• **Task prompt**: Omit all images. Write out the rest of the material exactly.

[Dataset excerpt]
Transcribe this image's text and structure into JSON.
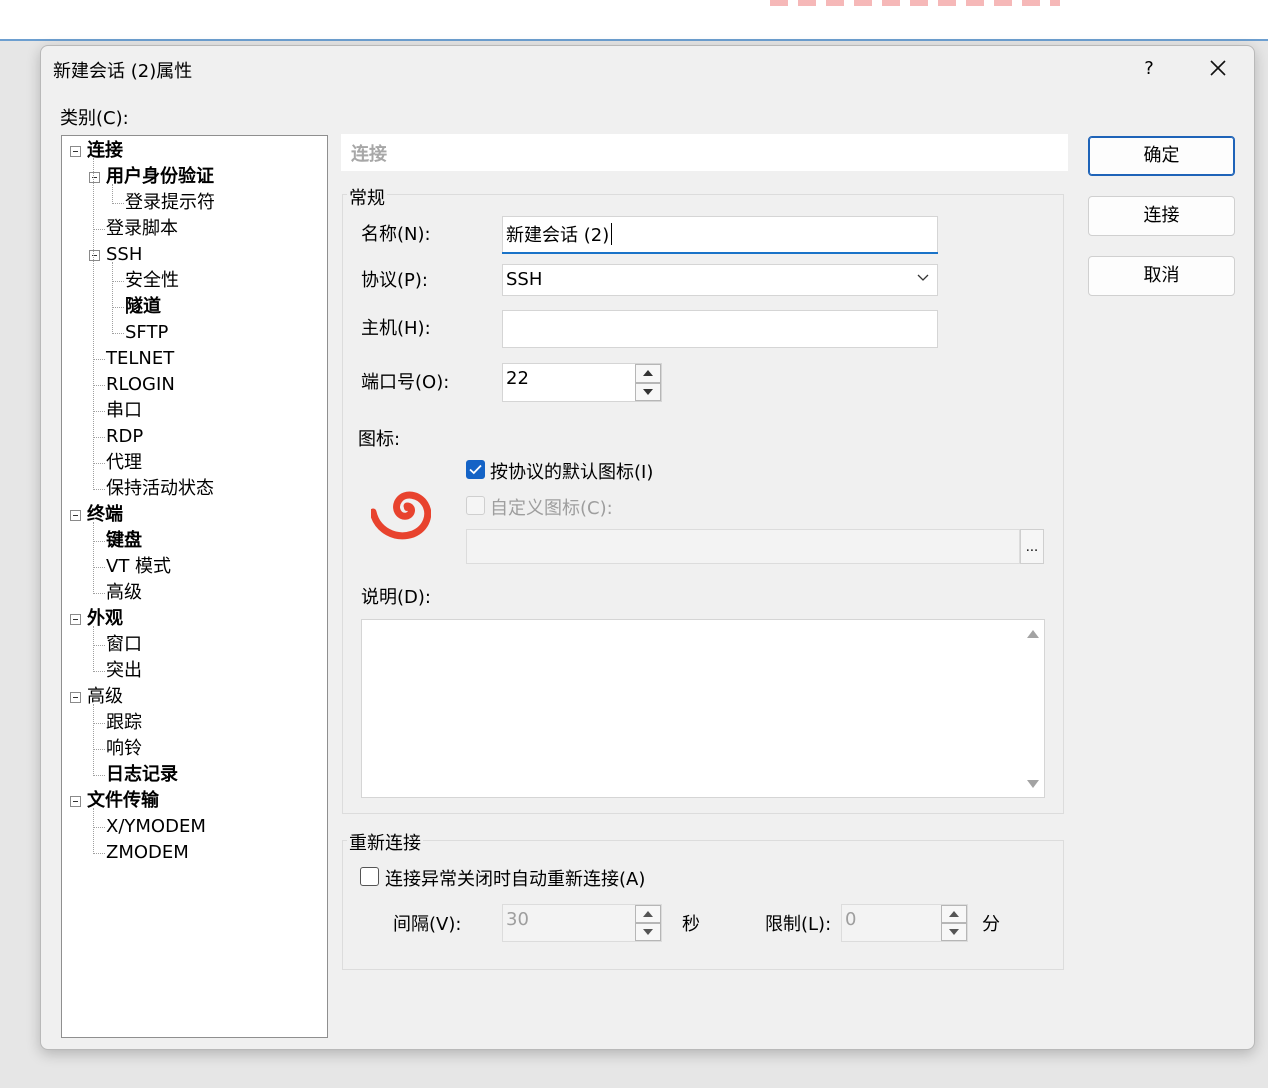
{
  "dialog": {
    "title": "新建会话 (2)属性",
    "help_label": "?"
  },
  "category_label": "类别(C):",
  "tree": [
    {
      "label": "连接",
      "bold": true
    },
    {
      "label": "用户身份验证",
      "bold": true
    },
    {
      "label": "登录提示符",
      "bold": false
    },
    {
      "label": "登录脚本",
      "bold": false
    },
    {
      "label": "SSH",
      "bold": false
    },
    {
      "label": "安全性",
      "bold": false
    },
    {
      "label": "隧道",
      "bold": true
    },
    {
      "label": "SFTP",
      "bold": false
    },
    {
      "label": "TELNET",
      "bold": false
    },
    {
      "label": "RLOGIN",
      "bold": false
    },
    {
      "label": "串口",
      "bold": false
    },
    {
      "label": "RDP",
      "bold": false
    },
    {
      "label": "代理",
      "bold": false
    },
    {
      "label": "保持活动状态",
      "bold": false
    },
    {
      "label": "终端",
      "bold": true
    },
    {
      "label": "键盘",
      "bold": true
    },
    {
      "label": "VT 模式",
      "bold": false
    },
    {
      "label": "高级",
      "bold": false
    },
    {
      "label": "外观",
      "bold": true
    },
    {
      "label": "窗口",
      "bold": false
    },
    {
      "label": "突出",
      "bold": false
    },
    {
      "label": "高级",
      "bold": false
    },
    {
      "label": "跟踪",
      "bold": false
    },
    {
      "label": "响铃",
      "bold": false
    },
    {
      "label": "日志记录",
      "bold": true
    },
    {
      "label": "文件传输",
      "bold": true
    },
    {
      "label": "X/YMODEM",
      "bold": false
    },
    {
      "label": "ZMODEM",
      "bold": false
    }
  ],
  "panel_header": "连接",
  "general": {
    "title": "常规",
    "name_label": "名称(N):",
    "name_value": "新建会话 (2)",
    "protocol_label": "协议(P):",
    "protocol_value": "SSH",
    "host_label": "主机(H):",
    "host_value": "",
    "port_label": "端口号(O):",
    "port_value": "22",
    "icon_label": "图标:",
    "default_icon_label": "按协议的默认图标(I)",
    "default_icon_checked": true,
    "custom_icon_label": "自定义图标(C):",
    "custom_icon_checked": false,
    "browse_label": "...",
    "desc_label": "说明(D):",
    "desc_value": ""
  },
  "reconnect": {
    "title": "重新连接",
    "auto_label": "连接异常关闭时自动重新连接(A)",
    "auto_checked": false,
    "interval_label": "间隔(V):",
    "interval_value": "30",
    "interval_unit": "秒",
    "limit_label": "限制(L):",
    "limit_value": "0",
    "limit_unit": "分"
  },
  "buttons": {
    "ok": "确定",
    "connect": "连接",
    "cancel": "取消"
  },
  "colors": {
    "accent": "#1463c6",
    "icon_red": "#e8432e",
    "dialog_bg": "#f0f0f0"
  },
  "icons": {
    "protocol_icon": "ssh-swirl-icon"
  }
}
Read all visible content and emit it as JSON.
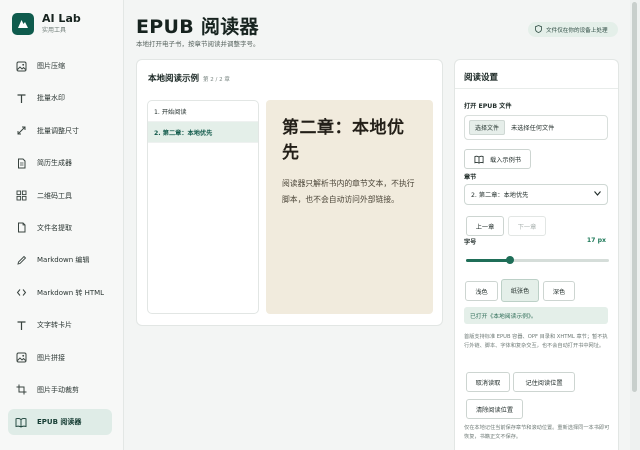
{
  "brand": {
    "name": "AI Lab",
    "subtitle": "实用工具"
  },
  "sidebar": {
    "items": [
      {
        "label": "图片压缩",
        "icon": "image-icon"
      },
      {
        "label": "批量水印",
        "icon": "text-icon"
      },
      {
        "label": "批量调整尺寸",
        "icon": "resize-arrows-icon"
      },
      {
        "label": "简历生成器",
        "icon": "document-icon"
      },
      {
        "label": "二维码工具",
        "icon": "grid-icon"
      },
      {
        "label": "文件名提取",
        "icon": "file-icon"
      },
      {
        "label": "Markdown 编辑",
        "icon": "pen-icon"
      },
      {
        "label": "Markdown 转 HTML",
        "icon": "code-icon"
      },
      {
        "label": "文字转卡片",
        "icon": "text-icon"
      },
      {
        "label": "图片拼接",
        "icon": "image-icon"
      },
      {
        "label": "图片手动裁剪",
        "icon": "crop-icon"
      },
      {
        "label": "EPUB 阅读器",
        "icon": "book-icon",
        "active": true
      }
    ]
  },
  "header": {
    "title": "EPUB 阅读器",
    "subtitle": "本地打开电子书，按章节阅读并调整字号。",
    "privacy_badge": "文件仅在你的设备上处理"
  },
  "reader": {
    "title": "本地阅读示例",
    "chapter_count": "第 2 / 2 章",
    "toc": [
      {
        "label": "1. 开始阅读",
        "active": false
      },
      {
        "label": "2. 第二章：本地优先",
        "active": true
      }
    ],
    "chapter_title": "第二章：本地优先",
    "chapter_body": "阅读器只解析书内的章节文本，不执行脚本，也不会自动访问外部链接。",
    "page_color": "#f1ebdd"
  },
  "settings": {
    "title": "阅读设置",
    "open_label": "打开 EPUB 文件",
    "file_button": "选择文件",
    "file_status": "未选择任何文件",
    "sample_button": "载入示例书",
    "chapter_label": "章节",
    "chapter_selected": "2. 第二章：本地优先",
    "prev_button": "上一章",
    "next_button": "下一章",
    "font_label": "字号",
    "font_value": "17 px",
    "font_slider_fraction": 0.31,
    "themes": [
      {
        "label": "浅色",
        "selected": false
      },
      {
        "label": "纸张色",
        "selected": true
      },
      {
        "label": "深色",
        "selected": false
      }
    ],
    "notice": "已打开《本地阅读示例》。",
    "hint_support": "首版支持标准 EPUB 容器、OPF 目录和 XHTML 章节；暂不执行外链、脚本、字体和复杂交互，也不会自动打开书中网址。",
    "cancel_button": "取消读取",
    "remember_button": "记住阅读位置",
    "clear_button": "清除阅读位置",
    "hint_position": "仅在本地记住当前保存章节和滚动位置。重新选择同一本书即可恢复，书籍正文不保存。"
  },
  "colors": {
    "accent": "#0f5b4d",
    "active_bg": "#dfece7",
    "slider": "#1f6e58"
  }
}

• **Correct result**:
Transcribe this image's text and structure into JSON.
{
  "dialog": {
    "title": "新建会话 (2)属性",
    "help_label": "?"
  },
  "category_label": "类别(C):",
  "tree": [
    {
      "label": "连接",
      "bold": true
    },
    {
      "label": "用户身份验证",
      "bold": true
    },
    {
      "label": "登录提示符",
      "bold": false
    },
    {
      "label": "登录脚本",
      "bold": false
    },
    {
      "label": "SSH",
      "bold": false
    },
    {
      "label": "安全性",
      "bold": false
    },
    {
      "label": "隧道",
      "bold": true
    },
    {
      "label": "SFTP",
      "bold": false
    },
    {
      "label": "TELNET",
      "bold": false
    },
    {
      "label": "RLOGIN",
      "bold": false
    },
    {
      "label": "串口",
      "bold": false
    },
    {
      "label": "RDP",
      "bold": false
    },
    {
      "label": "代理",
      "bold": false
    },
    {
      "label": "保持活动状态",
      "bold": false
    },
    {
      "label": "终端",
      "bold": true
    },
    {
      "label": "键盘",
      "bold": true
    },
    {
      "label": "VT 模式",
      "bold": false
    },
    {
      "label": "高级",
      "bold": false
    },
    {
      "label": "外观",
      "bold": true
    },
    {
      "label": "窗口",
      "bold": false
    },
    {
      "label": "突出",
      "bold": false
    },
    {
      "label": "高级",
      "bold": false
    },
    {
      "label": "跟踪",
      "bold": false
    },
    {
      "label": "响铃",
      "bold": false
    },
    {
      "label": "日志记录",
      "bold": true
    },
    {
      "label": "文件传输",
      "bold": true
    },
    {
      "label": "X/YMODEM",
      "bold": false
    },
    {
      "label": "ZMODEM",
      "bold": false
    }
  ],
  "panel_header": "连接",
  "general": {
    "title": "常规",
    "name_label": "名称(N):",
    "name_value": "新建会话 (2)",
    "protocol_label": "协议(P):",
    "protocol_value": "SSH",
    "host_label": "主机(H):",
    "host_value": "",
    "port_label": "端口号(O):",
    "port_value": "22",
    "icon_label": "图标:",
    "default_icon_label": "按协议的默认图标(I)",
    "default_icon_checked": true,
    "custom_icon_label": "自定义图标(C):",
    "custom_icon_checked": false,
    "browse_label": "...",
    "desc_label": "说明(D):",
    "desc_value": ""
  },
  "reconnect": {
    "title": "重新连接",
    "auto_label": "连接异常关闭时自动重新连接(A)",
    "auto_checked": false,
    "interval_label": "间隔(V):",
    "interval_value": "30",
    "interval_unit": "秒",
    "limit_label": "限制(L):",
    "limit_value": "0",
    "limit_unit": "分"
  },
  "buttons": {
    "ok": "确定",
    "connect": "连接",
    "cancel": "取消"
  },
  "colors": {
    "accent": "#1463c6",
    "icon_red": "#e8432e",
    "dialog_bg": "#f0f0f0"
  },
  "icons": {
    "protocol_icon": "ssh-swirl-icon"
  }
}
Read all visible content and emit it as JSON.
{
  "brand": {
    "name": "AI Lab",
    "subtitle": "实用工具"
  },
  "sidebar": {
    "items": [
      {
        "label": "图片压缩",
        "icon": "image-icon"
      },
      {
        "label": "批量水印",
        "icon": "text-icon"
      },
      {
        "label": "批量调整尺寸",
        "icon": "resize-arrows-icon"
      },
      {
        "label": "简历生成器",
        "icon": "document-icon"
      },
      {
        "label": "二维码工具",
        "icon": "grid-icon"
      },
      {
        "label": "文件名提取",
        "icon": "file-icon"
      },
      {
        "label": "Markdown 编辑",
        "icon": "pen-icon"
      },
      {
        "label": "Markdown 转 HTML",
        "icon": "code-icon"
      },
      {
        "label": "文字转卡片",
        "icon": "text-icon"
      },
      {
        "label": "图片拼接",
        "icon": "image-icon"
      },
      {
        "label": "图片手动裁剪",
        "icon": "crop-icon"
      },
      {
        "label": "EPUB 阅读器",
        "icon": "book-icon",
        "active": true
      }
    ]
  },
  "header": {
    "title": "EPUB 阅读器",
    "subtitle": "本地打开电子书，按章节阅读并调整字号。",
    "privacy_badge": "文件仅在你的设备上处理"
  },
  "reader": {
    "title": "本地阅读示例",
    "chapter_count": "第 2 / 2 章",
    "toc": [
      {
        "label": "1. 开始阅读",
        "active": false
      },
      {
        "label": "2. 第二章：本地优先",
        "active": true
      }
    ],
    "chapter_title": "第二章：本地优先",
    "chapter_body": "阅读器只解析书内的章节文本，不执行脚本，也不会自动访问外部链接。",
    "page_color": "#f1ebdd"
  },
  "settings": {
    "title": "阅读设置",
    "open_label": "打开 EPUB 文件",
    "file_button": "选择文件",
    "file_status": "未选择任何文件",
    "sample_button": "载入示例书",
    "chapter_label": "章节",
    "chapter_selected": "2. 第二章：本地优先",
    "prev_button": "上一章",
    "next_button": "下一章",
    "font_label": "字号",
    "font_value": "17 px",
    "font_slider_fraction": 0.31,
    "themes": [
      {
        "label": "浅色",
        "selected": false
      },
      {
        "label": "纸张色",
        "selected": true
      },
      {
        "label": "深色",
        "selected": false
      }
    ],
    "notice": "已打开《本地阅读示例》。",
    "hint_support": "首版支持标准 EPUB 容器、OPF 目录和 XHTML 章节；暂不执行外链、脚本、字体和复杂交互，也不会自动打开书中网址。",
    "cancel_button": "取消读取",
    "remember_button": "记住阅读位置",
    "clear_button": "清除阅读位置",
    "hint_position": "仅在本地记住当前保存章节和滚动位置。重新选择同一本书即可恢复，书籍正文不保存。"
  },
  "colors": {
    "accent": "#0f5b4d",
    "active_bg": "#dfece7",
    "slider": "#1f6e58"
  }
}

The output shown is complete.